Work to do:
Print every entry, word for word, and skip the images.

Entries shown:
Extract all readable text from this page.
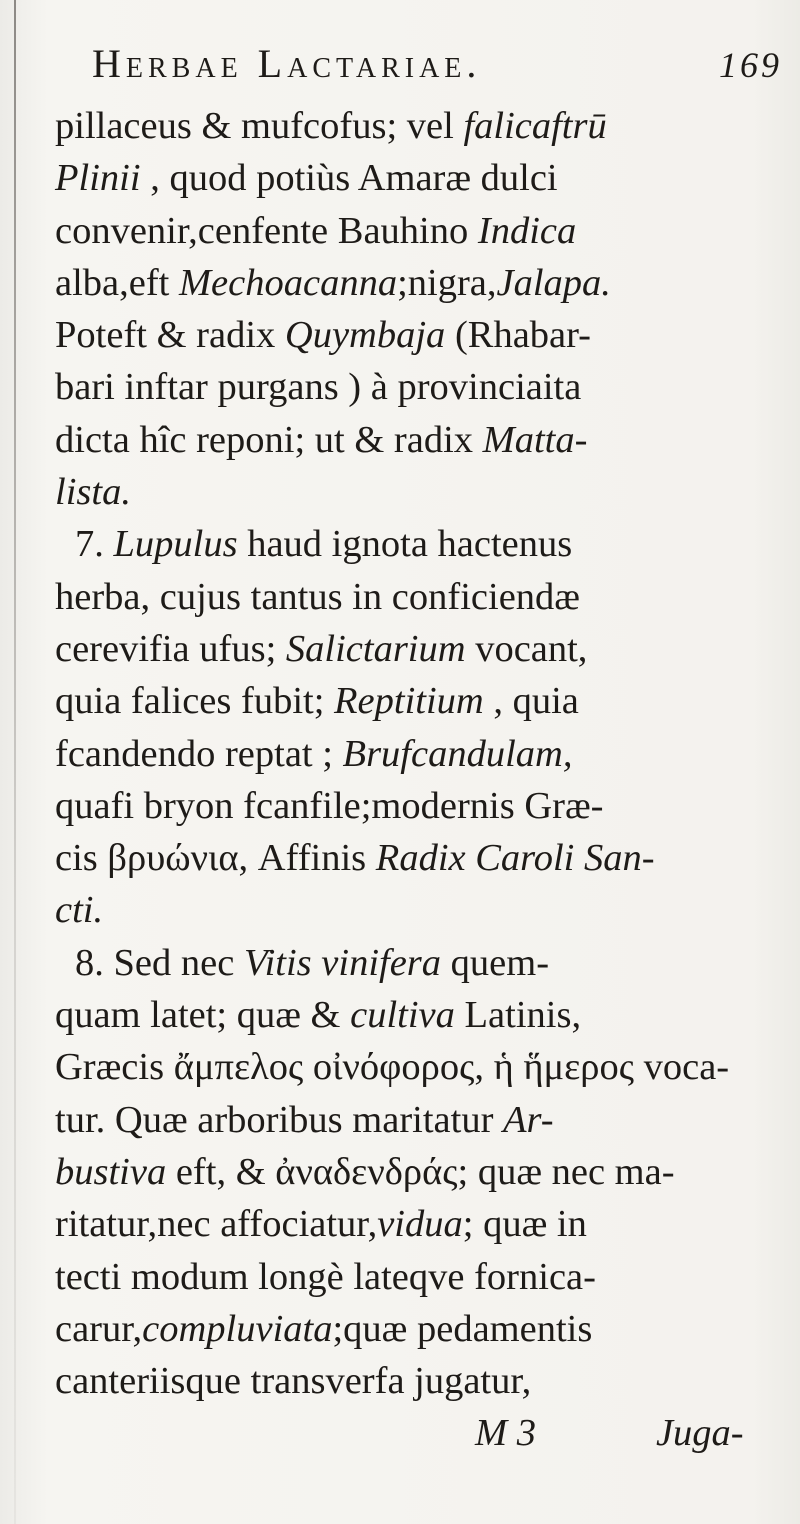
Herbae Lactariae.	169
pillaceus & mufcofus; vel falicaftrū
Plinii , quod potiùs Amaræ dulci
convenir,cenfente Bauhino Indica
alba,eft Mechoacanna;nigra,Jalapa.
Poteft & radix Quymbaja (Rhabar-
bari inftar purgans ) à provinciaita
dicta hîc reponi; ut & radix Matta-
lista.
7. Lupulus haud ignota hactenus
herba, cujus tantus in conficiendæ
cerevifia ufus; Salictarium vocant,
quia falices fubit; Reptitium , quia
fcandendo reptat ; Brufcandulam,
quafi bryon fcanfile;modernis Græ-
cis βρυώνια, Affinis Radix Caroli San-
cti.
8. Sed nec Vitis vinifera quem-
quam latet; quæ & cultiva Latinis,
Græcis ἄμπελος οἰνόφορος, ἡ ἥμερος voca-
tur. Quæ arboribus maritatur Ar-
bustiva eft, & ἀναδενδράς; quæ nec ma-
ritatur,nec affociatur,vidua; quæ in
tecti modum longè lateqve fornica-
carur,compluviata;quæ pedamentis
canteriisque transverfa jugatur,
M 3	Juga-
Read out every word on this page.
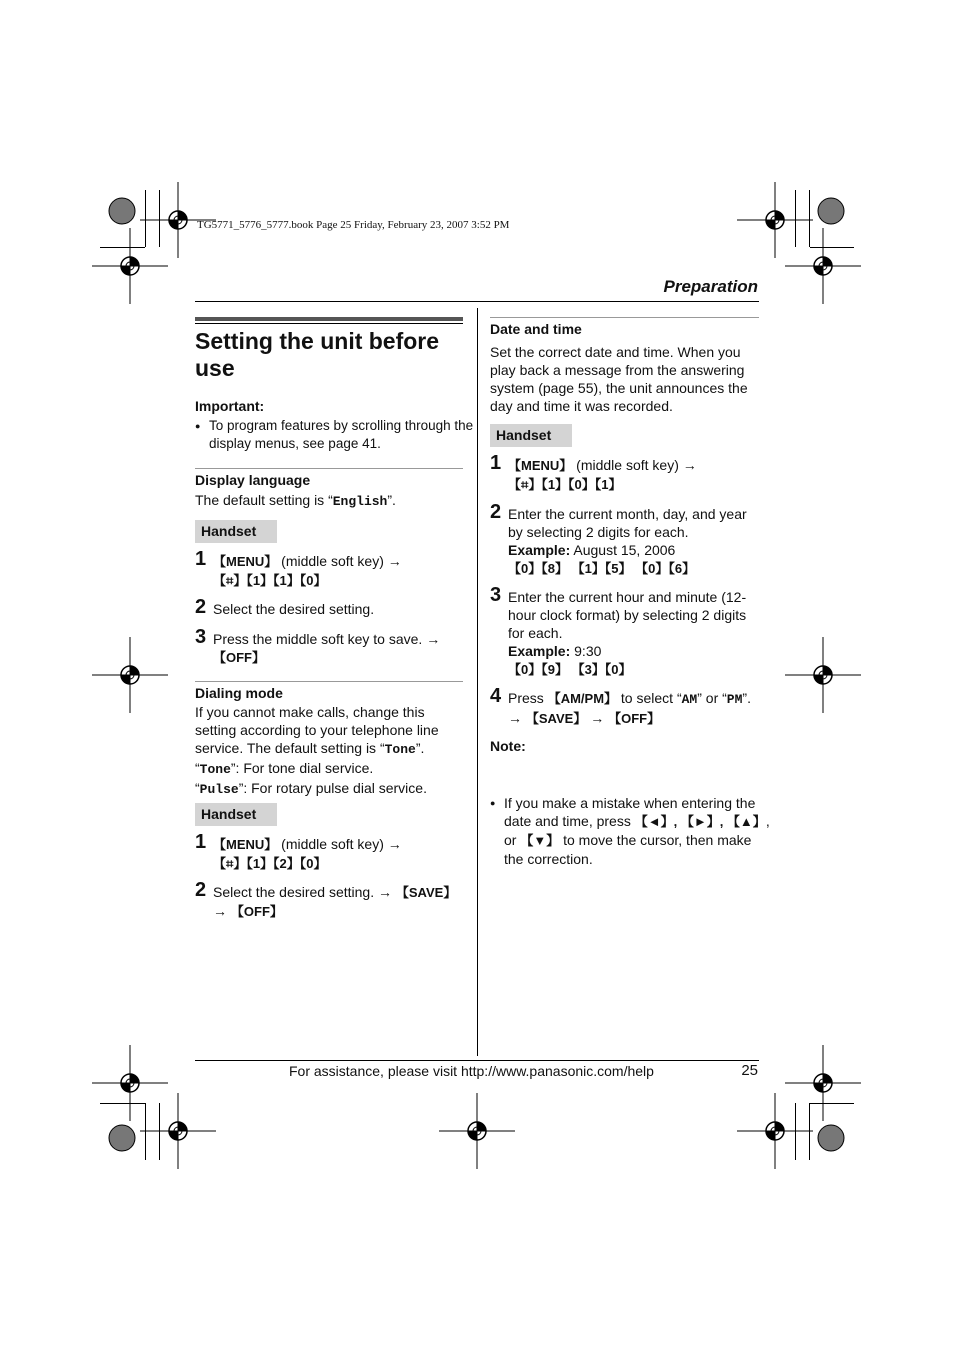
TG5771_5776_5777.book Page 25 Friday, February 23, 2007 3:52 PM
Preparation
Setting the unit before use
Important:
● To program features by scrolling through the display menus, see page 41.
Display language
The default setting is “English”.
Handset
1 【MENU】 (middle soft key) →
【⌗】【1】【1】【0】
2 Select the desired setting.
3 Press the middle soft key to save. →
【OFF】
Dialing mode
If you cannot make calls, change this setting according to your telephone line service. The default setting is “Tone”.
“Tone”: For tone dial service.
“Pulse”: For rotary pulse dial service.
Handset
1 【MENU】 (middle soft key) →
【⌗】【1】【2】【0】
2 Select the desired setting. → 【SAVE】
→ 【OFF】
Date and time
Set the correct date and time. When you play back a message from the answering system (page 55), the unit announces the day and time it was recorded.
Handset
1 【MENU】 (middle soft key) →
【⌗】【1】【0】【1】
2 Enter the current month, day, and year by selecting 2 digits for each.
Example: August 15, 2006
【0】【8】 【1】【5】 【0】【6】
3 Enter the current hour and minute (12-hour clock format) by selecting 2 digits for each.
Example: 9:30
【0】【9】 【3】【0】
4 Press 【AM/PM】 to select “AM” or “PM”.
→ 【SAVE】 → 【OFF】
Note:
● If you make a mistake when entering the date and time, press 【◄】, 【►】, 【▲】, or 【▼】 to move the cursor, then make the correction.
For assistance, please visit http://www.panasonic.com/help	25
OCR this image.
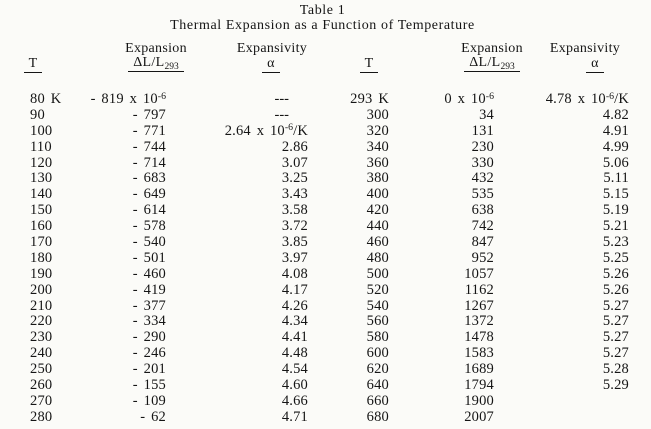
Table 1
Thermal Expansion as a Function of Temperature
Expansion
$\Delta L/L_{293}$
Expansivity
α
T
Expansion
$\Delta L/L_{293}$
Expansivity
α
T
80 K
90
100
110
120
130
140
150
160
170
180
190
200
210
220
230
240
250
260
270
280
- 819 x $10^{-6}$
- 797
- 771
- 744
- 714
- 683
- 649
- 614
- 578
- 540
- 501
- 460
- 419
- 377
- 334
- 290
- 246
- 201
- 155
- 109
- 62
---
---
2.64 x $10^{-6}/K$
2.86
3.07
3.25
3.43
3.58
3.72
3.85
3.97
4.08
4.17
4.26
4.34
4.41
4.48
4.54
4.60
4.66
4.71
293 K
300
320
340
360
380
400
420
440
460
480
500
520
540
560
580
600
620
640
660
680
0 x $10^{-6}$
34
131
230
330
432
535
638
742
847
952
1057
1162
1267
1372
1478
1583
1689
1794
1900
2007
4.78 x $10^{-6}/K$
4.82
4.91
4.99
5.06
5.11
5.15
5.19
5.21
5.23
5.25
5.26
5.26
5.27
5.27
5.27
5.27
5.28
5.29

The completed task:
Extract all readable text from this page.
Herbae Lactariae.	169
pillaceus & mufcofus; vel falicaftrū
Plinii , quod potiùs Amaræ dulci
convenir,cenfente Bauhino Indica
alba,eft Mechoacanna;nigra,Jalapa.
Poteft & radix Quymbaja (Rhabar-
bari inftar purgans ) à provinciaita
dicta hîc reponi; ut & radix Matta-
lista.
7. Lupulus haud ignota hactenus
herba, cujus tantus in conficiendæ
cerevifia ufus; Salictarium vocant,
quia falices fubit; Reptitium , quia
fcandendo reptat ; Brufcandulam,
quafi bryon fcanfile;modernis Græ-
cis βρυώνια, Affinis Radix Caroli San-
cti.
8. Sed nec Vitis vinifera quem-
quam latet; quæ & cultiva Latinis,
Græcis ἄμπελος οἰνόφορος, ἡ ἥμερος voca-
tur. Quæ arboribus maritatur Ar-
bustiva eft, & ἀναδενδράς; quæ nec ma-
ritatur,nec affociatur,vidua; quæ in
tecti modum longè lateqve fornica-
carur,compluviata;quæ pedamentis
canteriisque transverfa jugatur,
M 3	Juga-
Read out every word on this page.
TG5771_5776_5777.book Page 25 Friday, February 23, 2007 3:52 PM
Preparation
Setting the unit before use
Important:
● To program features by scrolling through the display menus, see page 41.
Display language
The default setting is “English”.
Handset
1 【MENU】 (middle soft key) →
【⌗】【1】【1】【0】
2 Select the desired setting.
3 Press the middle soft key to save. →
【OFF】
Dialing mode
If you cannot make calls, change this setting according to your telephone line service. The default setting is “Tone”.
“Tone”: For tone dial service.
“Pulse”: For rotary pulse dial service.
Handset
1 【MENU】 (middle soft key) →
【⌗】【1】【2】【0】
2 Select the desired setting. → 【SAVE】
→ 【OFF】
Date and time
Set the correct date and time. When you play back a message from the answering system (page 55), the unit announces the day and time it was recorded.
Handset
1 【MENU】 (middle soft key) →
【⌗】【1】【0】【1】
2 Enter the current month, day, and year by selecting 2 digits for each.
Example: August 15, 2006
【0】【8】 【1】【5】 【0】【6】
3 Enter the current hour and minute (12-hour clock format) by selecting 2 digits for each.
Example: 9:30
【0】【9】 【3】【0】
4 Press 【AM/PM】 to select “AM” or “PM”.
→ 【SAVE】 → 【OFF】
Note:
● If you make a mistake when entering the date and time, press 【◄】, 【►】, 【▲】, or 【▼】 to move the cursor, then make the correction.
For assistance, please visit http://www.panasonic.com/help	25
OCR this image.
Table 1
Thermal Expansion as a Function of Temperature
Expansion
$\Delta L/L_{293}$
Expansivity
α
T
Expansion
$\Delta L/L_{293}$
Expansivity
α
T
80 K
90
100
110
120
130
140
150
160
170
180
190
200
210
220
230
240
250
260
270
280
- 819 x $10^{-6}$
- 797
- 771
- 744
- 714
- 683
- 649
- 614
- 578
- 540
- 501
- 460
- 419
- 377
- 334
- 290
- 246
- 201
- 155
- 109
- 62
---
---
2.64 x $10^{-6}/K$
2.86
3.07
3.25
3.43
3.58
3.72
3.85
3.97
4.08
4.17
4.26
4.34
4.41
4.48
4.54
4.60
4.66
4.71
293 K
300
320
340
360
380
400
420
440
460
480
500
520
540
560
580
600
620
640
660
680
0 x $10^{-6}$
34
131
230
330
432
535
638
742
847
952
1057
1162
1267
1372
1478
1583
1689
1794
1900
2007
4.78 x $10^{-6}/K$
4.82
4.91
4.99
5.06
5.11
5.15
5.19
5.21
5.23
5.25
5.26
5.26
5.27
5.27
5.27
5.27
5.28
5.29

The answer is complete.